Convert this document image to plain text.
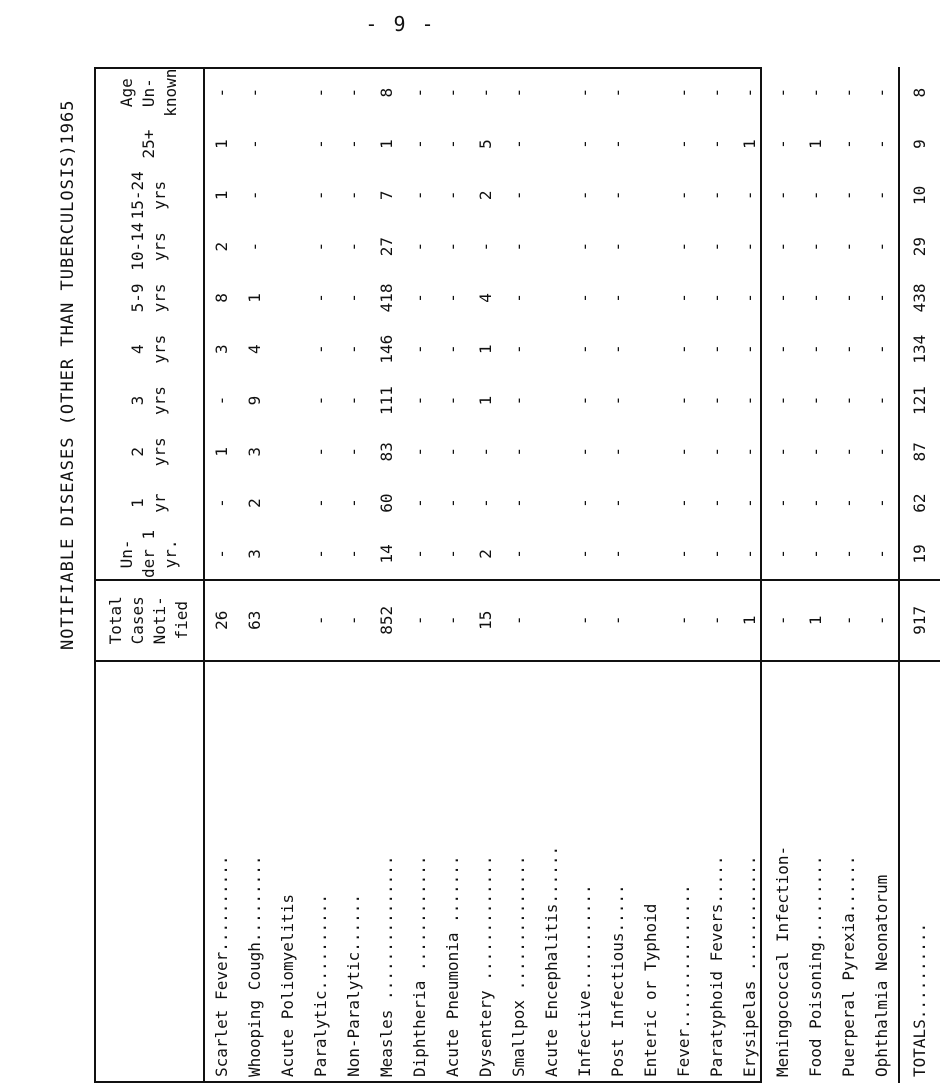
- 9 -
	Total
Cases
Noti-
fied	Un-
der 1
yr.	1
yr	2
yrs	3
yrs	4
yrs	5-9
yrs	10-14
yrs	15-24
yrs	25+	Age Un-
known
Scarlet Fever..........	26	-	-	1	-	3	8	2	1	1	-
Whooping Cough.........	63	3	2	3	9	4	1	-	-	-	-
Acute Poliomyelitis											
Paralytic..........	-	-	-	-	-	-	-	-	-	-	-
Non-Paralytic......	-	-	-	-	-	-	-	-	-	-	-
Measles ...............	852	14	60	83	111	146	418	27	7	1	8
Diphtheria ............	-	-	-	-	-	-	-	-	-	-	-
Acute Pneumonia .......	-	-	-	-	-	-	-	-	-	-	-
Dysentery .............	15	2	-	-	1	1	4	-	2	5	-
Smallpox ..............	-	-	-	-	-	-	-	-	-	-	-
Acute Encephalitis......											
Infective...........	-	-	-	-	-	-	-	-	-	-	-
Post Infectious.....	-	-	-	-	-	-	-	-	-	-	-
Enteric or Typhoid											
Fever...............	-	-	-	-	-	-	-	-	-	-	-
Paratyphoid Fevers.....	-	-	-	-	-	-	-	-	-	-	-
Erysipelas ............	1	-	-	-	-	-	-	-	-	1	-
Meningococcal Infection-	-	-	-	-	-	-	-	-	-	-	-
Food Poisoning.........	1	-	-	-	-	-	-	-	-	1	-
Puerperal Pyrexia......	-	-	-	-	-	-	-	-	-	-	-
Ophthalmia Neonatorum	-	-	-	-	-	-	-	-	-	-	-
TOTALS..........	917	19	62	87	121	134	438	29	10	9	8
NOTIFIABLE DISEASES (OTHER THAN TUBERCULOSIS)1965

Directions for this task: Every record above should be written out again without change, except that the pictures are left out.

Reply:
Convert this document image to plain text.
- 9 -
	Total
Cases
Noti-
fied	Un-
der 1
yr.	1
yr	2
yrs	3
yrs	4
yrs	5-9
yrs	10-14
yrs	15-24
yrs	25+	Age Un-
known
Scarlet Fever..........	26	-	-	1	-	3	8	2	1	1	-
Whooping Cough.........	63	3	2	3	9	4	1	-	-	-	-
Acute Poliomyelitis											
Paralytic..........	-	-	-	-	-	-	-	-	-	-	-
Non-Paralytic......	-	-	-	-	-	-	-	-	-	-	-
Measles ...............	852	14	60	83	111	146	418	27	7	1	8
Diphtheria ............	-	-	-	-	-	-	-	-	-	-	-
Acute Pneumonia .......	-	-	-	-	-	-	-	-	-	-	-
Dysentery .............	15	2	-	-	1	1	4	-	2	5	-
Smallpox ..............	-	-	-	-	-	-	-	-	-	-	-
Acute Encephalitis......											
Infective...........	-	-	-	-	-	-	-	-	-	-	-
Post Infectious.....	-	-	-	-	-	-	-	-	-	-	-
Enteric or Typhoid											
Fever...............	-	-	-	-	-	-	-	-	-	-	-
Paratyphoid Fevers.....	-	-	-	-	-	-	-	-	-	-	-
Erysipelas ............	1	-	-	-	-	-	-	-	-	1	-
Meningococcal Infection-	-	-	-	-	-	-	-	-	-	-	-
Food Poisoning.........	1	-	-	-	-	-	-	-	-	1	-
Puerperal Pyrexia......	-	-	-	-	-	-	-	-	-	-	-
Ophthalmia Neonatorum	-	-	-	-	-	-	-	-	-	-	-
TOTALS..........	917	19	62	87	121	134	438	29	10	9	8
NOTIFIABLE DISEASES (OTHER THAN TUBERCULOSIS)1965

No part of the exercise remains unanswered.